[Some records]
____________
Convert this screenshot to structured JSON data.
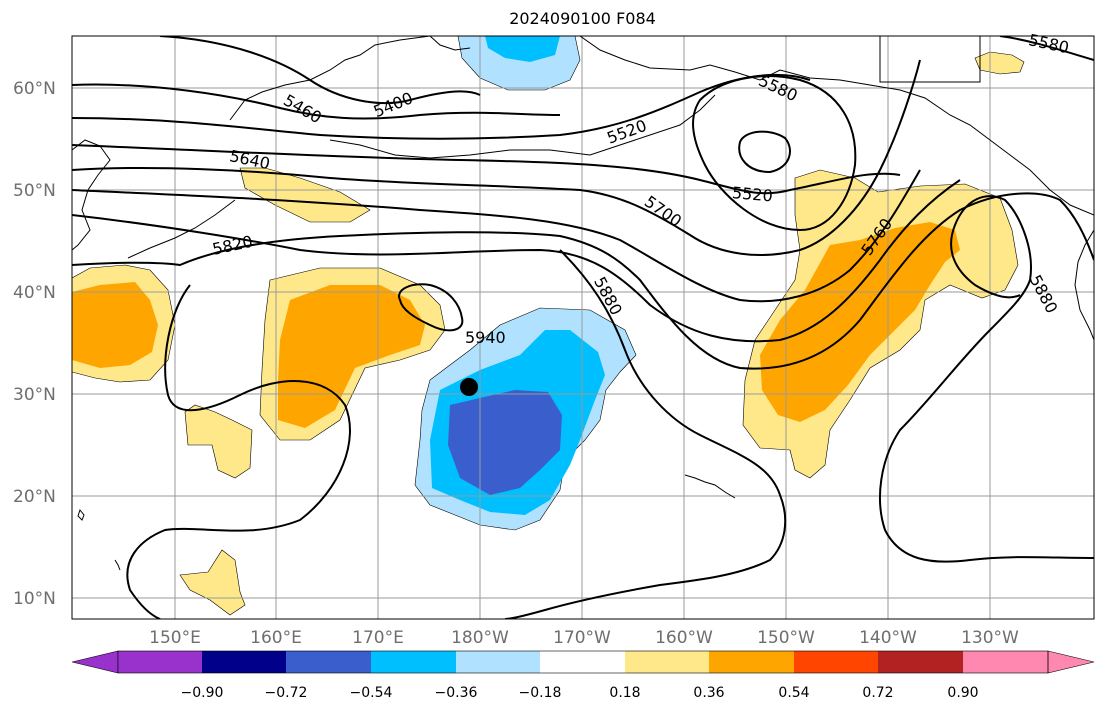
{
  "title": "2024090100 F084",
  "lat_labels": [
    "10°N",
    "20°N",
    "30°N",
    "40°N",
    "50°N",
    "60°N"
  ],
  "lon_labels": [
    "150°E",
    "160°E",
    "170°E",
    "180°W",
    "170°W",
    "160°W",
    "150°W",
    "140°W",
    "130°W"
  ],
  "contour_labels": [
    "5400",
    "5460",
    "5520",
    "5520",
    "5580",
    "5580",
    "5640",
    "5700",
    "5760",
    "5820",
    "5880",
    "5880",
    "5940"
  ],
  "colorbar": {
    "ticks": [
      "−0.90",
      "−0.72",
      "−0.54",
      "−0.36",
      "−0.18",
      "0.18",
      "0.36",
      "0.54",
      "0.72",
      "0.90"
    ],
    "colors": [
      "#9932CC",
      "#00008B",
      "#3A5FCD",
      "#00BFFF",
      "#B0E2FF",
      "#FFFFFF",
      "#FFE88A",
      "#FFA500",
      "#FF4500",
      "#B22222",
      "#FF88B0"
    ]
  },
  "anomaly_colors": {
    "strong_negative": "#3A5FCD",
    "negative": "#00BFFF",
    "weak_negative": "#B0E2FF",
    "weak_positive": "#FFE88A",
    "positive": "#FFA500"
  },
  "marker": "typhoon-position-dot"
}
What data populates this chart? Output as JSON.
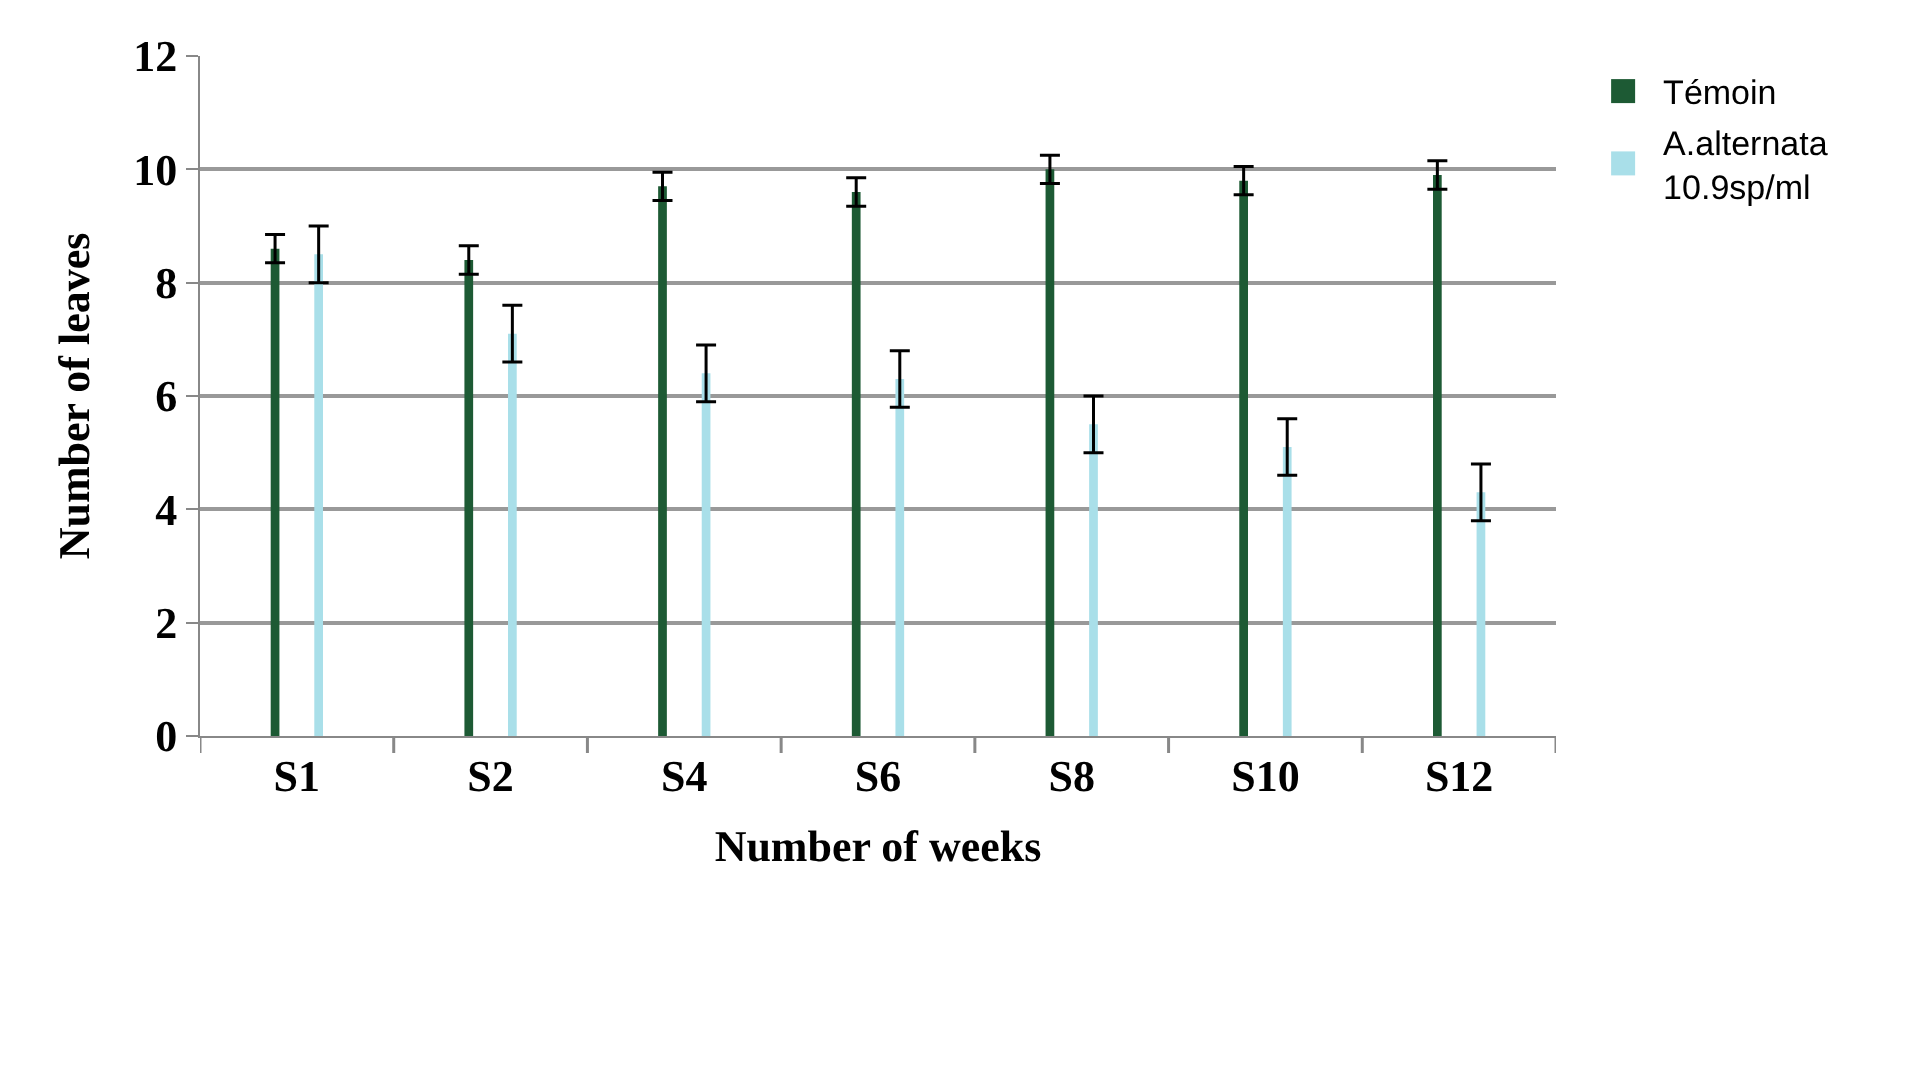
{
  "chart_data": {
    "type": "bar",
    "xlabel": "Number of weeks",
    "ylabel": "Number of leaves",
    "categories": [
      "S1",
      "S2",
      "S4",
      "S6",
      "S8",
      "S10",
      "S12"
    ],
    "series": [
      {
        "name": "Témoin",
        "color": "#1d5a34",
        "values": [
          8.6,
          8.4,
          9.7,
          9.6,
          10.0,
          9.8,
          9.9
        ],
        "errors": [
          0.25,
          0.25,
          0.25,
          0.25,
          0.25,
          0.25,
          0.25
        ]
      },
      {
        "name": "A.alternata 10.9sp/ml",
        "color": "#a9dfe9",
        "values": [
          8.5,
          7.1,
          6.4,
          6.3,
          5.5,
          5.1,
          4.3
        ],
        "errors": [
          0.5,
          0.5,
          0.5,
          0.5,
          0.5,
          0.5,
          0.5
        ]
      }
    ],
    "ylim": [
      0,
      12
    ],
    "yticks": [
      0,
      2,
      4,
      6,
      8,
      10,
      12
    ],
    "grid": "y",
    "legend": "top right"
  }
}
____________
◆ WRITTEN INSTRUCTION: Emit an exact copy of the lines from the line bearing "What data populates" through the last line above, inclusive, and leave the images out.

◆ THE RESULT:
What data populates this chart? Output as JSON.
{
  "chart_data": {
    "type": "bar",
    "xlabel": "Number of weeks",
    "ylabel": "Number of leaves",
    "categories": [
      "S1",
      "S2",
      "S4",
      "S6",
      "S8",
      "S10",
      "S12"
    ],
    "series": [
      {
        "name": "Témoin",
        "color": "#1d5a34",
        "values": [
          8.6,
          8.4,
          9.7,
          9.6,
          10.0,
          9.8,
          9.9
        ],
        "errors": [
          0.25,
          0.25,
          0.25,
          0.25,
          0.25,
          0.25,
          0.25
        ]
      },
      {
        "name": "A.alternata 10.9sp/ml",
        "color": "#a9dfe9",
        "values": [
          8.5,
          7.1,
          6.4,
          6.3,
          5.5,
          5.1,
          4.3
        ],
        "errors": [
          0.5,
          0.5,
          0.5,
          0.5,
          0.5,
          0.5,
          0.5
        ]
      }
    ],
    "ylim": [
      0,
      12
    ],
    "yticks": [
      0,
      2,
      4,
      6,
      8,
      10,
      12
    ],
    "grid": "y",
    "legend": "top right"
  }
}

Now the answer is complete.